Dataset items:
================================
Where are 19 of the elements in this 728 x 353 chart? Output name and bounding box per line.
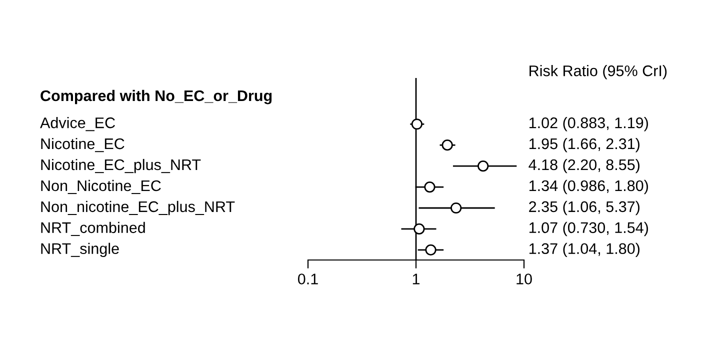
text: 1.07 (0.730, 1.54) [529, 222, 648, 236]
y-tick-label: NRT_combined [41, 222, 145, 236]
x-tick-label: 10 [516, 274, 532, 284]
y-tick-label: Non_Nicotine_EC [41, 180, 161, 194]
y-tick-label: Nicotine_EC [41, 138, 124, 152]
y-tick-label: Nicotine_EC_plus_NRT [41, 158, 201, 174]
y-tick-label: NRT_single [41, 242, 119, 258]
text: 1.02 (0.883, 1.19) [529, 117, 648, 132]
x-tick-label: 1 [412, 274, 420, 284]
text: 1.95 (1.66, 2.31) [529, 138, 640, 152]
text: 4.18 (2.20, 8.55) [528, 158, 640, 174]
y-tick-label: Non_nicotine_EC_plus_NRT [41, 200, 235, 216]
text: 1.34 (0.986, 1.80) [529, 180, 648, 194]
text: Compared with No_EC_or_Drug [40, 90, 272, 104]
text: 1.37 (1.04, 1.80) [529, 242, 640, 258]
x-tick-label: 0.1 [298, 274, 318, 284]
y-tick-label: Advice_EC [40, 117, 115, 132]
text: 2.35 (1.06, 5.37) [529, 200, 640, 216]
text: Risk Ratio (95% CrI) [530, 65, 667, 80]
================================
* What to work on: Quote all of the data above line for line and without changes, leaving out the pictures.

* Solution to this task:
Where are 19 of the elements in this 728 x 353 chart? Output name and bounding box per line.
text: 1.07 (0.730, 1.54) [529, 222, 648, 236]
y-tick-label: NRT_combined [41, 222, 145, 236]
x-tick-label: 10 [516, 274, 532, 284]
y-tick-label: Non_Nicotine_EC [41, 180, 161, 194]
y-tick-label: Nicotine_EC [41, 138, 124, 152]
y-tick-label: Nicotine_EC_plus_NRT [41, 158, 201, 174]
y-tick-label: NRT_single [41, 242, 119, 258]
text: 1.02 (0.883, 1.19) [529, 117, 648, 132]
x-tick-label: 1 [412, 274, 420, 284]
text: 1.95 (1.66, 2.31) [529, 138, 640, 152]
text: 4.18 (2.20, 8.55) [528, 158, 640, 174]
y-tick-label: Non_nicotine_EC_plus_NRT [41, 200, 235, 216]
text: 1.34 (0.986, 1.80) [529, 180, 648, 194]
text: Compared with No_EC_or_Drug [40, 90, 272, 104]
text: 1.37 (1.04, 1.80) [529, 242, 640, 258]
x-tick-label: 0.1 [298, 274, 318, 284]
y-tick-label: Advice_EC [40, 117, 115, 132]
text: 2.35 (1.06, 5.37) [529, 200, 640, 216]
text: Risk Ratio (95% CrI) [530, 65, 667, 80]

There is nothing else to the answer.